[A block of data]

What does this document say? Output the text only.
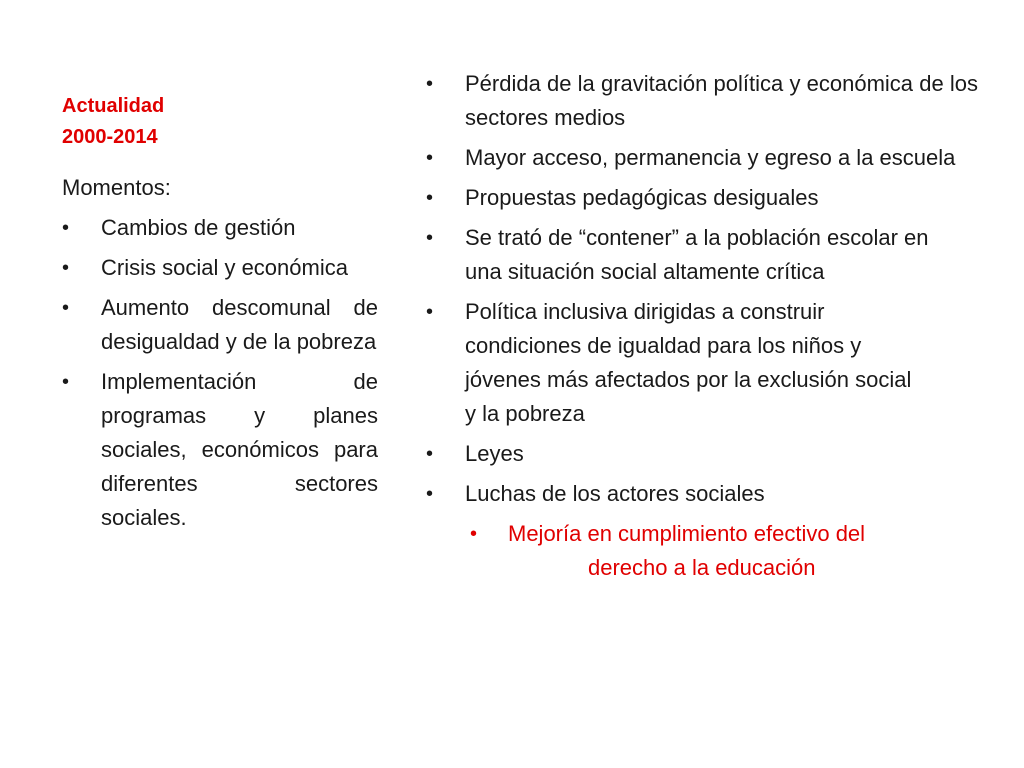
Actualidad
2000-2014
Momentos:
• Cambios de gestión
• Crisis social y económica
• Aumento descomunal de desigualdad y de la pobreza
• Implementación de programas y planes sociales, económicos para diferentes sectores sociales.
• Pérdida de la gravitación política y económica de los sectores medios
• Mayor acceso, permanencia y egreso a la escuela
• Propuestas pedagógicas desiguales
• Se trató de “contener” a la población escolar en una situación social altamente crítica
• Política inclusiva dirigidas a construir condiciones de igualdad para los niños y jóvenes más afectados por la exclusión social y la pobreza
• Leyes
• Luchas de los actores sociales
• Mejoría en cumplimiento efectivo del
derecho a la educación
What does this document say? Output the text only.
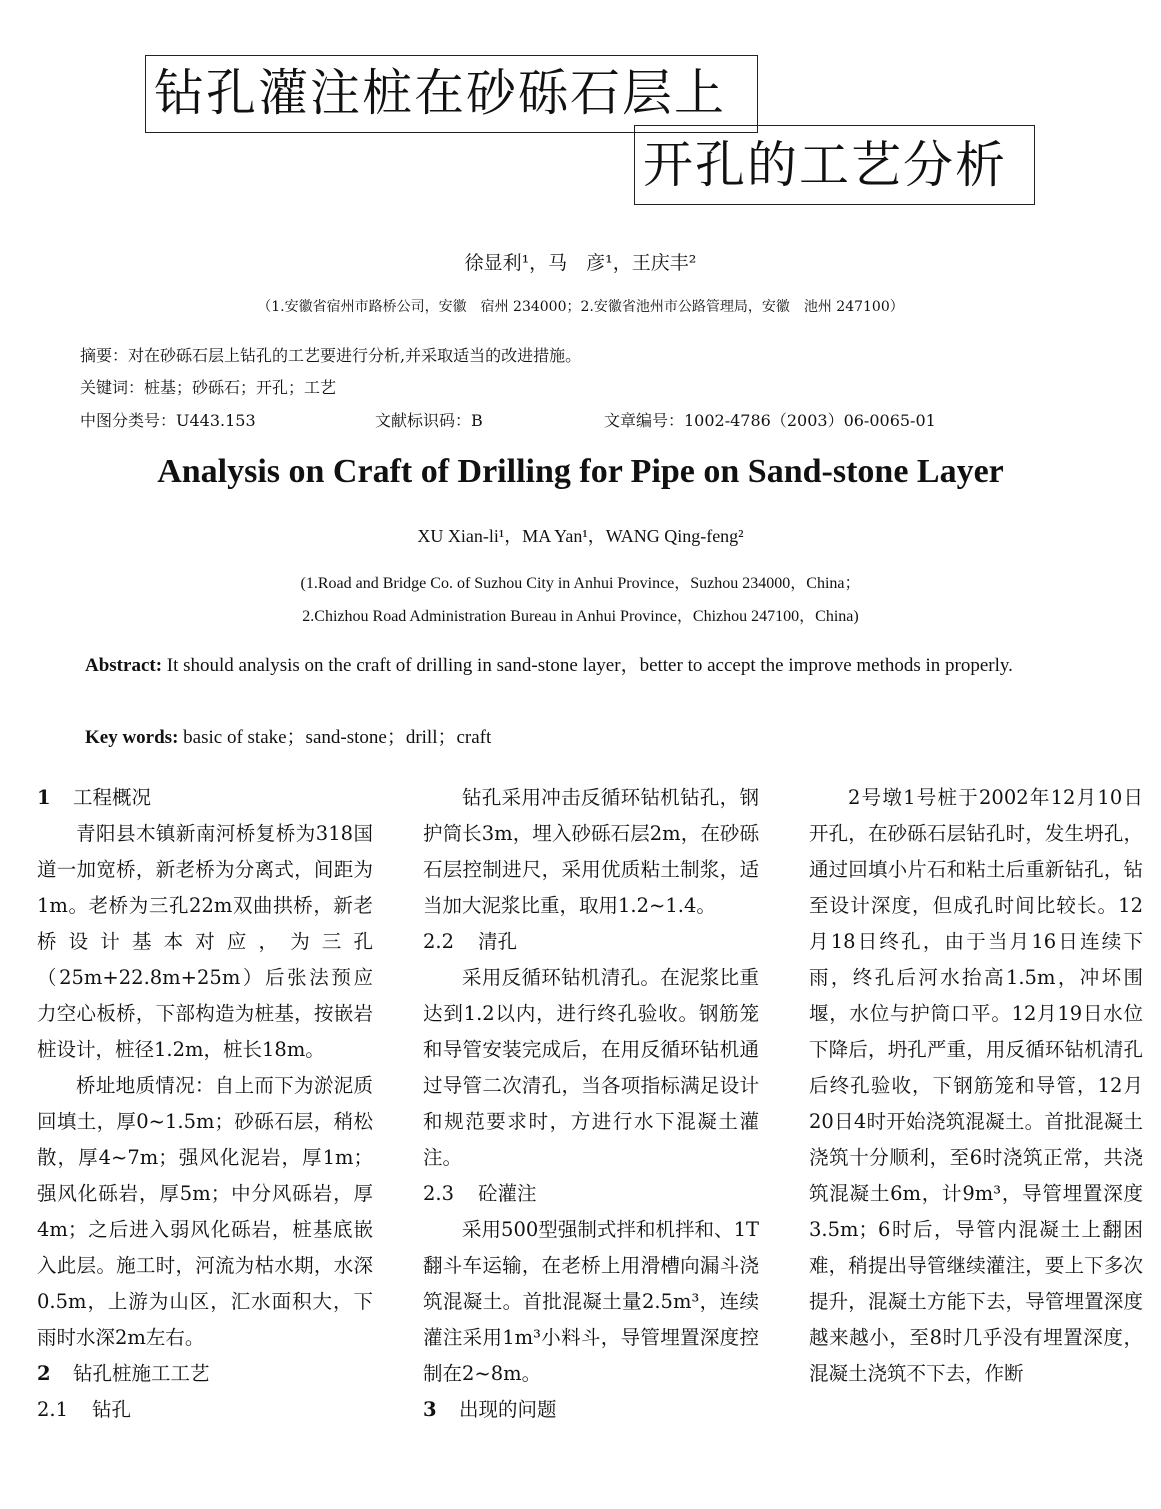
钻孔灌注桩在砂砾石层上
开孔的工艺分析
徐显利¹，马　彦¹，王庆丰²
（1.安徽省宿州市路桥公司，安徽　宿州 234000；2.安徽省池州市公路管理局，安徽　池州 247100）
摘要：对在砂砾石层上钻孔的工艺要进行分析,并采取适当的改进措施。
关键词：桩基；砂砾石；开孔；工艺
中图分类号：U443.153	文献标识码：B	文章编号：1002-4786（2003）06-0065-01
Analysis on Craft of Drilling for Pipe on Sand-stone Layer
XU Xian-li¹，MA Yan¹，WANG Qing-feng²
(1.Road and Bridge Co. of Suzhou City in Anhui Province，Suzhou 234000，China；
2.Chizhou Road Administration Bureau in Anhui Province，Chizhou 247100，China)
Abstract: It should analysis on the craft of drilling in sand-stone layer，better to accept the improve methods in properly.
Key words: basic of stake；sand-stone；drill；craft
1 工程概况

青阳县木镇新南河桥复桥为318国道一加宽桥，新老桥为分离式，间距为1m。老桥为三孔22m双曲拱桥，新老桥设计基本对应，为三孔（25m+22.8m+25m）后张法预应力空心板桥，下部构造为桩基，按嵌岩桩设计，桩径1.2m，桩长18m。

桥址地质情况：自上而下为淤泥质回填土，厚0~1.5m；砂砾石层，稍松散，厚4~7m；强风化泥岩，厚1m；强风化砾岩，厚5m；中分风砾岩，厚4m；之后进入弱风化砾岩，桩基底嵌入此层。施工时，河流为枯水期，水深0.5m，上游为山区，汇水面积大，下雨时水深2m左右。

2 钻孔桩施工工艺
2.1 钻孔

钻孔采用冲击反循环钻机钻孔，钢护筒长3m，埋入砂砾石层2m，在砂砾石层控制进尺，采用优质粘土制浆，适当加大泥浆比重，取用1.2~1.4。

2.2 清孔

采用反循环钻机清孔。在泥浆比重达到1.2以内，进行终孔验收。钢筋笼和导管安装完成后，在用反循环钻机通过导管二次清孔，当各项指标满足设计和规范要求时，方进行水下混凝土灌注。

2.3 砼灌注

采用500型强制式拌和机拌和、1T翻斗车运输，在老桥上用滑槽向漏斗浇筑混凝土。首批混凝土量2.5m³，连续灌注采用1m³小料斗，导管埋置深度控制在2~8m。

3 出现的问题

2号墩1号桩于2002年12月10日开孔，在砂砾石层钻孔时，发生坍孔，通过回填小片石和粘土后重新钻孔，钻至设计深度，但成孔时间比较长。12月18日终孔，由于当月16日连续下雨，终孔后河水抬高1.5m，冲坏围堰，水位与护筒口平。12月19日水位下降后，坍孔严重，用反循环钻机清孔后终孔验收，下钢筋笼和导管，12月20日4时开始浇筑混凝土。首批混凝土浇筑十分顺利，至6时浇筑正常，共浇筑混凝土6m，计9m³，导管埋置深度3.5m；6时后，导管内混凝土上翻困难，稍提出导管继续灌注，要上下多次提升，混凝土方能下去，导管埋置深度越来越小，至8时几乎没有埋置深度，混凝土浇筑不下去，作断
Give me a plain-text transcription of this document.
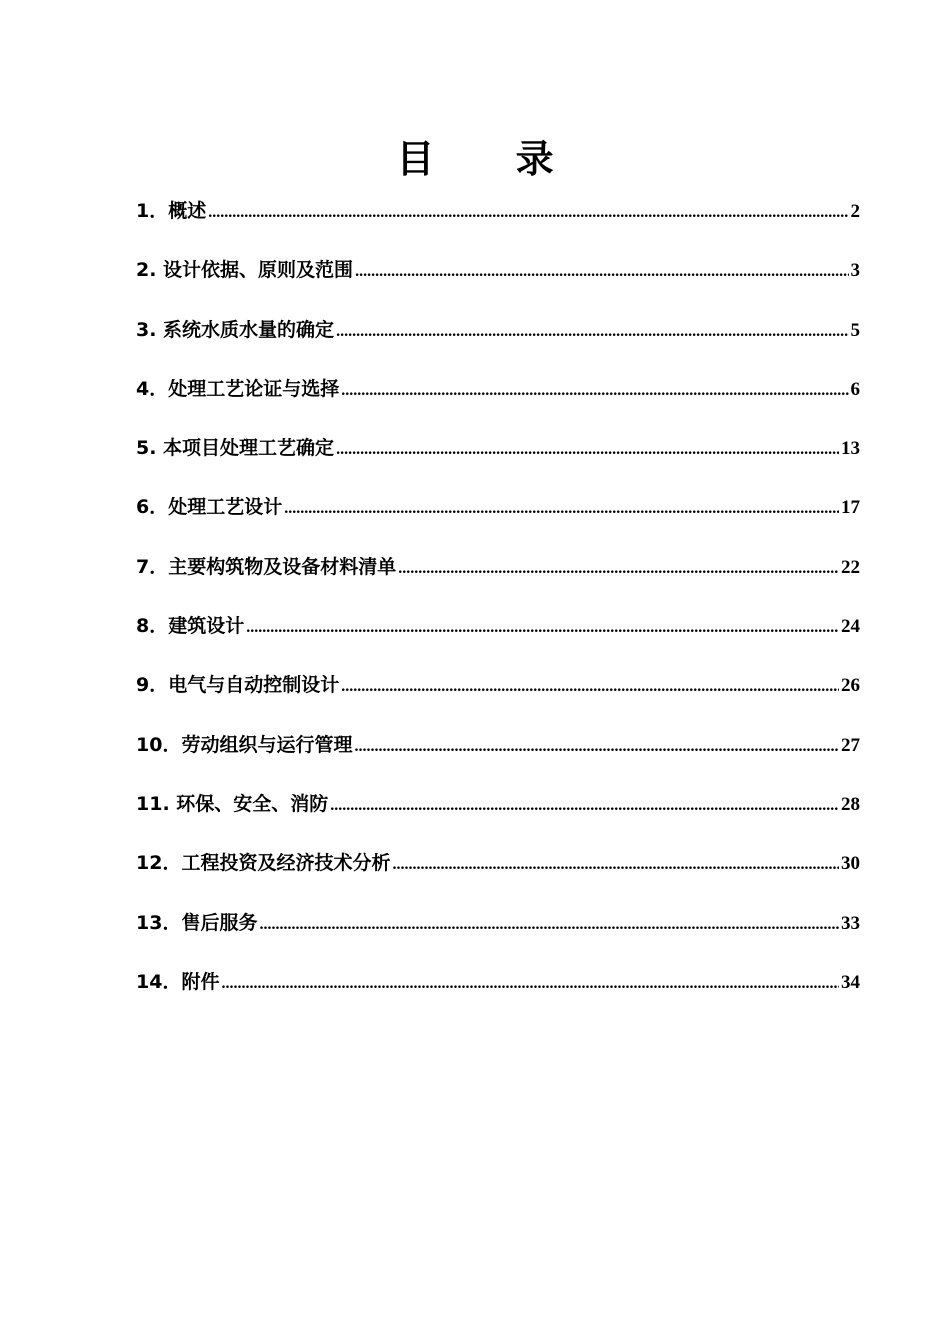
目 录
1．概述 .....	2
2. 设计依据、原则及范围 .....	3
3. 系统水质水量的确定 .....	5
4．处理工艺论证与选择 .....	6
5. 本项目处理工艺确定 .....	13
6．处理工艺设计 .....	17
7．主要构筑物及设备材料清单 .....	22
8．建筑设计 .....	24
9．电气与自动控制设计 .....	26
10．劳动组织与运行管理 .....	27
11. 环保、安全、消防 .....	28
12．工程投资及经济技术分析 .....	30
13．售后服务 .....	33
14．附件 .....	34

**Requirements**
Keep the pictures out of your copy, and repeat every entry above exactly.

**Answer in full**
What does this document say? Output the text only.
Actualidad
2000-2014
Momentos:
• Cambios de gestión
• Crisis social y económica
• Aumento descomunal de desigualdad y de la pobreza
• Implementación de programas y planes sociales, económicos para diferentes sectores sociales.
• Pérdida de la gravitación política y económica de los sectores medios
• Mayor acceso, permanencia y egreso a la escuela
• Propuestas pedagógicas desiguales
• Se trató de “contener” a la población escolar en una situación social altamente crítica
• Política inclusiva dirigidas a construir condiciones de igualdad para los niños y jóvenes más afectados por la exclusión social y la pobreza
• Leyes
• Luchas de los actores sociales
• Mejoría en cumplimiento efectivo del
derecho a la educación
What does this document say? Output the text only.
钻孔灌注桩在砂砾石层上
开孔的工艺分析
徐显利¹，马　彦¹，王庆丰²
（1.安徽省宿州市路桥公司，安徽　宿州 234000；2.安徽省池州市公路管理局，安徽　池州 247100）
摘要：对在砂砾石层上钻孔的工艺要进行分析,并采取适当的改进措施。
关键词：桩基；砂砾石；开孔；工艺
中图分类号：U443.153	文献标识码：B	文章编号：1002-4786（2003）06-0065-01
Analysis on Craft of Drilling for Pipe on Sand-stone Layer
XU Xian-li¹，MA Yan¹，WANG Qing-feng²
(1.Road and Bridge Co. of Suzhou City in Anhui Province，Suzhou 234000，China；
2.Chizhou Road Administration Bureau in Anhui Province，Chizhou 247100，China)
Abstract: It should analysis on the craft of drilling in sand-stone layer，better to accept the improve methods in properly.
Key words: basic of stake；sand-stone；drill；craft
1 工程概况

青阳县木镇新南河桥复桥为318国道一加宽桥，新老桥为分离式，间距为1m。老桥为三孔22m双曲拱桥，新老桥设计基本对应，为三孔（25m+22.8m+25m）后张法预应力空心板桥，下部构造为桩基，按嵌岩桩设计，桩径1.2m，桩长18m。

桥址地质情况：自上而下为淤泥质回填土，厚0~1.5m；砂砾石层，稍松散，厚4~7m；强风化泥岩，厚1m；强风化砾岩，厚5m；中分风砾岩，厚4m；之后进入弱风化砾岩，桩基底嵌入此层。施工时，河流为枯水期，水深0.5m，上游为山区，汇水面积大，下雨时水深2m左右。

2 钻孔桩施工工艺
2.1 钻孔

钻孔采用冲击反循环钻机钻孔，钢护筒长3m，埋入砂砾石层2m，在砂砾石层控制进尺，采用优质粘土制浆，适当加大泥浆比重，取用1.2~1.4。

2.2 清孔

采用反循环钻机清孔。在泥浆比重达到1.2以内，进行终孔验收。钢筋笼和导管安装完成后，在用反循环钻机通过导管二次清孔，当各项指标满足设计和规范要求时，方进行水下混凝土灌注。

2.3 砼灌注

采用500型强制式拌和机拌和、1T翻斗车运输，在老桥上用滑槽向漏斗浇筑混凝土。首批混凝土量2.5m³，连续灌注采用1m³小料斗，导管埋置深度控制在2~8m。

3 出现的问题

2号墩1号桩于2002年12月10日开孔，在砂砾石层钻孔时，发生坍孔，通过回填小片石和粘土后重新钻孔，钻至设计深度，但成孔时间比较长。12月18日终孔，由于当月16日连续下雨，终孔后河水抬高1.5m，冲坏围堰，水位与护筒口平。12月19日水位下降后，坍孔严重，用反循环钻机清孔后终孔验收，下钢筋笼和导管，12月20日4时开始浇筑混凝土。首批混凝土浇筑十分顺利，至6时浇筑正常，共浇筑混凝土6m，计9m³，导管埋置深度3.5m；6时后，导管内混凝土上翻困难，稍提出导管继续灌注，要上下多次提升，混凝土方能下去，导管埋置深度越来越小，至8时几乎没有埋置深度，混凝土浇筑不下去，作断
Give me a plain-text transcription of this document.
目 录
1．概述 .....	2
2. 设计依据、原则及范围 .....	3
3. 系统水质水量的确定 .....	5
4．处理工艺论证与选择 .....	6
5. 本项目处理工艺确定 .....	13
6．处理工艺设计 .....	17
7．主要构筑物及设备材料清单 .....	22
8．建筑设计 .....	24
9．电气与自动控制设计 .....	26
10．劳动组织与运行管理 .....	27
11. 环保、安全、消防 .....	28
12．工程投资及经济技术分析 .....	30
13．售后服务 .....	33
14．附件 .....	34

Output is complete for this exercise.